Dataset rows
- - - -
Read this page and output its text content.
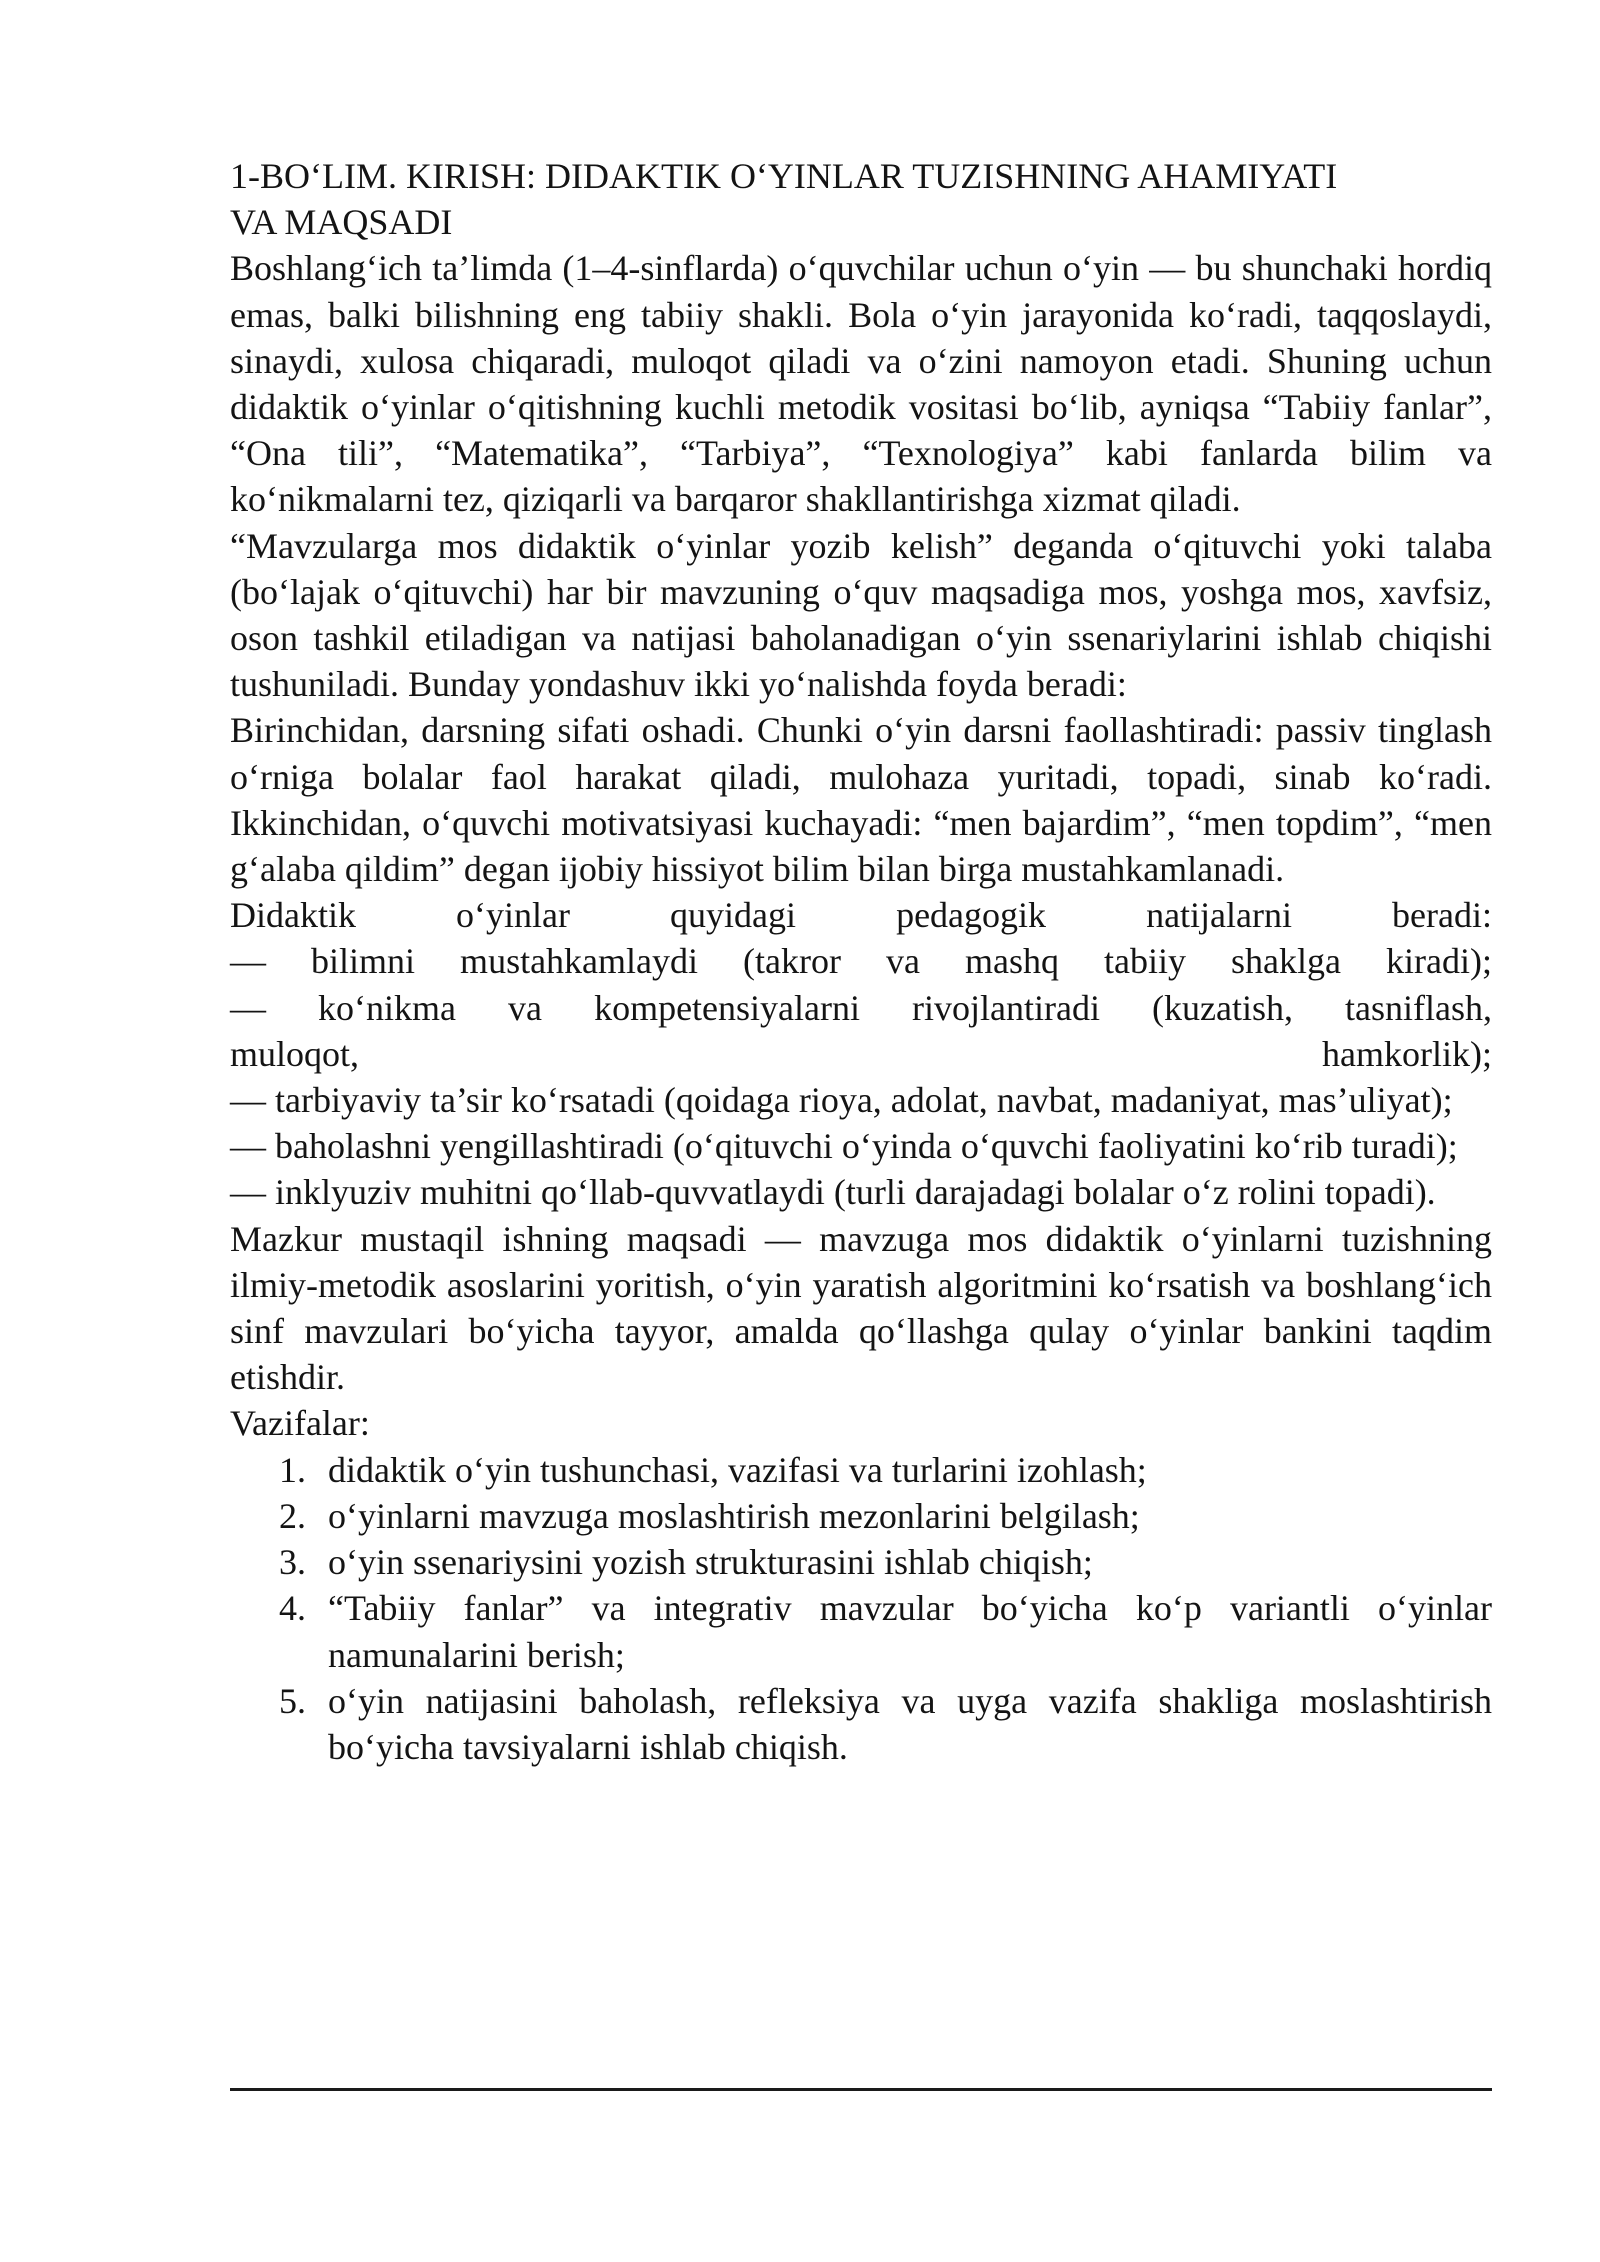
1-BO‘LIM. KIRISH: DIDAKTIK O‘YINLAR TUZISHNING AHAMIYATI
VA MAQSADI

Boshlang‘ich ta’limda (1–4-sinflarda) o‘quvchilar uchun o‘yin — bu shunchaki hordiq emas, balki bilishning eng tabiiy shakli. Bola o‘yin jarayonida ko‘radi, taqqoslaydi, sinaydi, xulosa chiqaradi, muloqot qiladi va o‘zini namoyon etadi. Shuning uchun didaktik o‘yinlar o‘qitishning kuchli metodik vositasi bo‘lib, ayniqsa “Tabiiy fanlar”, “Ona tili”, “Matematika”, “Tarbiya”, “Texnologiya” kabi fanlarda bilim va ko‘nikmalarni tez, qiziqarli va barqaror shakllantirishga xizmat qiladi.

“Mavzularga mos didaktik o‘yinlar yozib kelish” deganda o‘qituvchi yoki talaba (bo‘lajak o‘qituvchi) har bir mavzuning o‘quv maqsadiga mos, yoshga mos, xavfsiz, oson tashkil etiladigan va natijasi baholanadigan o‘yin ssenariylarini ishlab chiqishi tushuniladi. Bunday yondashuv ikki yo‘nalishda foyda beradi:

Birinchidan, darsning sifati oshadi. Chunki o‘yin darsni faollashtiradi: passiv tinglash o‘rniga bolalar faol harakat qiladi, mulohaza yuritadi, topadi, sinab ko‘radi. Ikkinchidan, o‘quvchi motivatsiyasi kuchayadi: “men bajardim”, “men topdim”, “men g‘alaba qildim” degan ijobiy hissiyot bilim bilan birga mustahkamlanadi.

Didaktik o‘yinlar quyidagi pedagogik natijalarni beradi:
— bilimni mustahkamlaydi (takror va mashq tabiiy shaklga kiradi);
— ko‘nikma va kompetensiyalarni rivojlantiradi (kuzatish, tasniflash,
muloqot, hamkorlik);
— tarbiyaviy ta’sir ko‘rsatadi (qoidaga rioya, adolat, navbat, madaniyat, mas’uliyat);
— baholashni yengillashtiradi (o‘qituvchi o‘yinda o‘quvchi faoliyatini ko‘rib turadi);
— inklyuziv muhitni qo‘llab-quvvatlaydi (turli darajadagi bolalar o‘z rolini topadi).

Mazkur mustaqil ishning maqsadi — mavzuga mos didaktik o‘yinlarni tuzishning ilmiy-metodik asoslarini yoritish, o‘yin yaratish algoritmini ko‘rsatish va boshlang‘ich sinf mavzulari bo‘yicha tayyor, amalda qo‘llashga qulay o‘yinlar bankini taqdim etishdir.

Vazifalar:

1. didaktik o‘yin tushunchasi, vazifasi va turlarini izohlash;
2. o‘yinlarni mavzuga moslashtirish mezonlarini belgilash;
3. o‘yin ssenariysini yozish strukturasini ishlab chiqish;
4. “Tabiiy fanlar” va integrativ mavzular bo‘yicha ko‘p variantli o‘yinlar namunalarini berish;
5. o‘yin natijasini baholash, refleksiya va uyga vazifa shakliga moslashtirish bo‘yicha tavsiyalarni ishlab chiqish.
- - - -
WHAT THE TASK REQUIRES ->
Using the records given above, list every line that includes the word "topadi".

ANSWER TO THE PROBLEM ->
Birinchidan, darsning sifati oshadi. Chunki o‘yin darsni faollashtiradi: passiv tinglash o‘rniga bolalar faol harakat qiladi, mulohaza yuritadi, topadi, sinab ko‘radi. Ikkinchidan, o‘quvchi motivatsiyasi kuchayadi: “men bajardim”, “men topdim”, “men g‘alaba qildim” degan ijobiy hissiyot bilim bilan birga mustahkamlanadi.
— inklyuziv muhitni qo‘llab-quvvatlaydi (turli darajadagi bolalar o‘z rolini topadi).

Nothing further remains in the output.